ВАШЕ ЗАДАНИЕ
Подхватите текст о взглядах Минковски на пространство и время при психических заболеваниях и продолжите его, начиная сразу после последнего предложения.

ТЕКСТ ДЛЯ ЧТЕНИЯ
'''
Первичная структура пространства и времени различна при различных заболеваниях, и каждое из них имеет свой «план» пространства и времени. Например, синдром психического автоматизма, так замечательно описанный Г. Г. де Клерамбо, по мнению Минковски, влечет за собой трансформацию пространства: оно оказывается бесконечным и открытым, и именно поэтому мысли можно украсть или навязать на расстоянии. Бред меланхолика имеет трансформированную темпоральную структуру: будущее оказывается блокированным ожиданием наказания или неизбежной смерти, прошлое останавливается идеями вины, и существование превращается в не-существование.
Минковски интересуется специфической для всех феноменологов сферой – областью первичного опыта, являющейся основой целостного существования человека. Г Шпигельберг пишет: «Он верен феноменам живого опыта и с обостренной восприимчивостью пытается схватить их в непосредственной данности»[547]. Так, последняя, заключительная, глава его итоговой работы «Трактат по психопатологии» носит название «На пути к человеческой жизни», а ее заключительный параграф озаглавлен «Жизнь человека, область первичной данности».
'''
ПРЕДОСТАВЛЕННЫЕ ЗАПИСИ
'''
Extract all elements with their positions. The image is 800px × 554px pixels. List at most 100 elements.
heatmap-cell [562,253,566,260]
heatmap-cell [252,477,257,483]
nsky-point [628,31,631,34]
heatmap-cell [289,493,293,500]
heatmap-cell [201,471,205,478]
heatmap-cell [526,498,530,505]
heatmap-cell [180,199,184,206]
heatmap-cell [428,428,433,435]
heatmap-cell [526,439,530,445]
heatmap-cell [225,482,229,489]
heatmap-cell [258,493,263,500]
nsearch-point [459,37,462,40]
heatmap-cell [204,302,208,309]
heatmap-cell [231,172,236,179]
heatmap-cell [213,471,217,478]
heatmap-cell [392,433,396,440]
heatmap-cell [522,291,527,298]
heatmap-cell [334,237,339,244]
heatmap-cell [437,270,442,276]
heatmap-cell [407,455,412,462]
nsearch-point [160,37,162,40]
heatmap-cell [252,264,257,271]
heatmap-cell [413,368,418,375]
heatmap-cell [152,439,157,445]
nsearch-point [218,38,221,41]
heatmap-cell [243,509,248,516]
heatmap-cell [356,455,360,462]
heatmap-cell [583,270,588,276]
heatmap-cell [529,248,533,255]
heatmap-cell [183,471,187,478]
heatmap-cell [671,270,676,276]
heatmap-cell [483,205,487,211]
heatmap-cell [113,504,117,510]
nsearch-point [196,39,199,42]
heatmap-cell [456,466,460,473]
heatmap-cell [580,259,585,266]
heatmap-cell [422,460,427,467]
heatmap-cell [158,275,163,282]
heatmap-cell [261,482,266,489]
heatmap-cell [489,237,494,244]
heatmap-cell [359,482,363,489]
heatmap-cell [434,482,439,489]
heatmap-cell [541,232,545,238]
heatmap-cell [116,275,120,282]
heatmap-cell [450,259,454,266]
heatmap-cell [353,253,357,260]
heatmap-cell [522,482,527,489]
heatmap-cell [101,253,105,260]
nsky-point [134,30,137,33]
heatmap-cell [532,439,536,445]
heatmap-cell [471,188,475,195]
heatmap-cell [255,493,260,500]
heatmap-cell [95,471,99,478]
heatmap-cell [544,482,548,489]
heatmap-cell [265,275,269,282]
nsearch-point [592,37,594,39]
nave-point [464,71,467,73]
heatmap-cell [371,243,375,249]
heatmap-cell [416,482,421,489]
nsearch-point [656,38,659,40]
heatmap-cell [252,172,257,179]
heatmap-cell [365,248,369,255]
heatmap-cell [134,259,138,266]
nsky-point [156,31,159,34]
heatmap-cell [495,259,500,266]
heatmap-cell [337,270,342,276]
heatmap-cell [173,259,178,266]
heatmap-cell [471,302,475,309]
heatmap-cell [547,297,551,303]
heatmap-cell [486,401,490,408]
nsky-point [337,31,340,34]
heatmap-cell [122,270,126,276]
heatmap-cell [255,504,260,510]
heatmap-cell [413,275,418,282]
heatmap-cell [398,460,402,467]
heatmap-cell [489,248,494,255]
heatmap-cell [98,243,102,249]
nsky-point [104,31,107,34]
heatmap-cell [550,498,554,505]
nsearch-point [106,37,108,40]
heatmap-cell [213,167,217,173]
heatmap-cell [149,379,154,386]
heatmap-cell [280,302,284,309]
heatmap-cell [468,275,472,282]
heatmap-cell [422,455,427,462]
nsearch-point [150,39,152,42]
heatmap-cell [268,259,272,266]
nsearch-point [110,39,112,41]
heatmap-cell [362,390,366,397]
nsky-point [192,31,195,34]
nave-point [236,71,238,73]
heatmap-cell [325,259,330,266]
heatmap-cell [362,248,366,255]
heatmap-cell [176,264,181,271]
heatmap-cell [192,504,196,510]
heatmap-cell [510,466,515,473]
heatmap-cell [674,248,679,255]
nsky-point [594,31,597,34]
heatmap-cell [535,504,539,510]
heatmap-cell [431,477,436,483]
'''
ПОЛЕ ОТВЕТА
В связи с такой областью исследования неслучайно одна из книг Минковски называется «Проживаемое время». В ней он напоминает нам, что естественные науки в погоне за количественными показателями уничтожили живой опыт времени и пространства. Он подчеркивает, что необходимо восстановить непосредственную связь с жизнью, вернуться к ее естественной и первичной основе, ее первоисточнику и «вновь отстоять наше право на проживаемое время»[548]. Минковски призывает нас обратиться к сфере проживаемого опыта человека. Этот опыт, на взгляд Минковски, ускользает от науки с ее методами, понятиями и классификациями, для того чтобы его схватить, нужно смотреть «без вспомогательных средств» и исследовать то, что непосредственно наблюдается. Поэтому очень выгодной оказывается профессия психиатра, предоставляющая возможность обратиться к конкретным клиническим случаям, в каждом из которых открывается своеобразная реальность патологического.